Extract each line of the records below that contains the string "data", and copy every such line in full.

Saved entries:
* * * * *

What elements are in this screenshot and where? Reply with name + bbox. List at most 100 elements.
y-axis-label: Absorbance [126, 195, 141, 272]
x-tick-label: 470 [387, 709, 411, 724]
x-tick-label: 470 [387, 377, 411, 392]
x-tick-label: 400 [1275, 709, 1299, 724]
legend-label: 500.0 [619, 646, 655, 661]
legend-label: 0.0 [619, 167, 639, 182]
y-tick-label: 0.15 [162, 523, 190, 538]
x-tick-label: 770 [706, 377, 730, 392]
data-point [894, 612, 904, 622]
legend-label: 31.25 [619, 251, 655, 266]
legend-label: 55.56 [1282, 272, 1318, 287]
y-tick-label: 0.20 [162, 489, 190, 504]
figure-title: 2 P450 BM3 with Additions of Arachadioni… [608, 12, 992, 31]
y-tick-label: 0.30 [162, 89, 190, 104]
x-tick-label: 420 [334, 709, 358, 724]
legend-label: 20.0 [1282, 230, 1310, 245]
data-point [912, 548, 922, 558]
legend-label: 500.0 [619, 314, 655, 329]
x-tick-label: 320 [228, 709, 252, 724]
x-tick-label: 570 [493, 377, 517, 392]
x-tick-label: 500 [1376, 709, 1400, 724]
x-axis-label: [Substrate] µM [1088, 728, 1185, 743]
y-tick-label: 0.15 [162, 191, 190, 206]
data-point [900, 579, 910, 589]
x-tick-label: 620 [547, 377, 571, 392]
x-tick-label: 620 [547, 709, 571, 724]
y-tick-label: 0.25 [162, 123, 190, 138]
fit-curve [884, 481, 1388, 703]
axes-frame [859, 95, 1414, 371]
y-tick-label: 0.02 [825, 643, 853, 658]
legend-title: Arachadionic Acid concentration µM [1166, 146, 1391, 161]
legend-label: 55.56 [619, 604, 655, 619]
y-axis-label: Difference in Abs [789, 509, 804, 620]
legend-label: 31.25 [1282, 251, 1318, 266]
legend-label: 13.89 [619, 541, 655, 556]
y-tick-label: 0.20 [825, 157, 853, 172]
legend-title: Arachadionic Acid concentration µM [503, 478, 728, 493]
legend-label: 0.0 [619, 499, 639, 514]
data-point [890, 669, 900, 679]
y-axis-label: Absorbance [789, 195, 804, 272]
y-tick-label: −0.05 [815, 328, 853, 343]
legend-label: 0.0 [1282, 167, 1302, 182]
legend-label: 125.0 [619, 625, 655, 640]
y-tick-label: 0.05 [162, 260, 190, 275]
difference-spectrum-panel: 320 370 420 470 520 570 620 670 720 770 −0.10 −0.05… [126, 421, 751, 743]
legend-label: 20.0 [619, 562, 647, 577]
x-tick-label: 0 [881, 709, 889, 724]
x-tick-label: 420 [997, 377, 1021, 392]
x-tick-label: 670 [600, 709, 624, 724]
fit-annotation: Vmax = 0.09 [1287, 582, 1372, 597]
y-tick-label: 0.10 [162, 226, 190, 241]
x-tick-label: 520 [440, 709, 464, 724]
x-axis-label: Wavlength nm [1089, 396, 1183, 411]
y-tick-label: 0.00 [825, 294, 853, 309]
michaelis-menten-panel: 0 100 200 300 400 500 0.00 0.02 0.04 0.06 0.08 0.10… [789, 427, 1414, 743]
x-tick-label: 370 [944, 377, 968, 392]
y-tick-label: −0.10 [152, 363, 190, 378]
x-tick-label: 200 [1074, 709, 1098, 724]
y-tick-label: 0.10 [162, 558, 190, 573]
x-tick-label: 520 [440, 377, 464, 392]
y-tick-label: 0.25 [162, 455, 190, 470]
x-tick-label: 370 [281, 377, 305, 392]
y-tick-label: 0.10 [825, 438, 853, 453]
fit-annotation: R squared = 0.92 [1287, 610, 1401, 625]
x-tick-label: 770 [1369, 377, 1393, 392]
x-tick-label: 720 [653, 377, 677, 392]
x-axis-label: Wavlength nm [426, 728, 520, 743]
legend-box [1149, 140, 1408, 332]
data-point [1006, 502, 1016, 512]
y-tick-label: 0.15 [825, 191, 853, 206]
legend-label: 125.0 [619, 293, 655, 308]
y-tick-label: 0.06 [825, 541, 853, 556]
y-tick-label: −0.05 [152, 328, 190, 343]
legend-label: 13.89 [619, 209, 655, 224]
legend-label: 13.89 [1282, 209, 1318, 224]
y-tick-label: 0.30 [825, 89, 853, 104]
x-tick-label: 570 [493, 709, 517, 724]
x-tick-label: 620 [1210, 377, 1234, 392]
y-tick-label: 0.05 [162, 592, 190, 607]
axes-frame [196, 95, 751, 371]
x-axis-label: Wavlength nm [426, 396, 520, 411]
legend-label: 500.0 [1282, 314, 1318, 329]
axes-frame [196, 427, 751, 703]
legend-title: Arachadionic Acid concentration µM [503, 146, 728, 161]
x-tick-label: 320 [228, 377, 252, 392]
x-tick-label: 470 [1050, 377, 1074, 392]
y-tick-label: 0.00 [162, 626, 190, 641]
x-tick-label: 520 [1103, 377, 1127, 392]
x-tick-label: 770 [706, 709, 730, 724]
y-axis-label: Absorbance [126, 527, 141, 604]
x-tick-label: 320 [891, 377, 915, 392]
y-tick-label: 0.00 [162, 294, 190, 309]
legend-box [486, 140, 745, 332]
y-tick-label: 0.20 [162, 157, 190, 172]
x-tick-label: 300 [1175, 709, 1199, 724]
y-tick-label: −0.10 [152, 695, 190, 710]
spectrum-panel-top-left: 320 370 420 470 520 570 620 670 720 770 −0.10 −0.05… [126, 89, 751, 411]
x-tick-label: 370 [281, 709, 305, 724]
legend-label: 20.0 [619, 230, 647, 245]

* * * * *

- Written response
data-point [894, 612, 904, 622]
data-point [912, 548, 922, 558]
data-point [900, 579, 910, 589]
data-point [890, 669, 900, 679]
data-point [1006, 502, 1016, 512]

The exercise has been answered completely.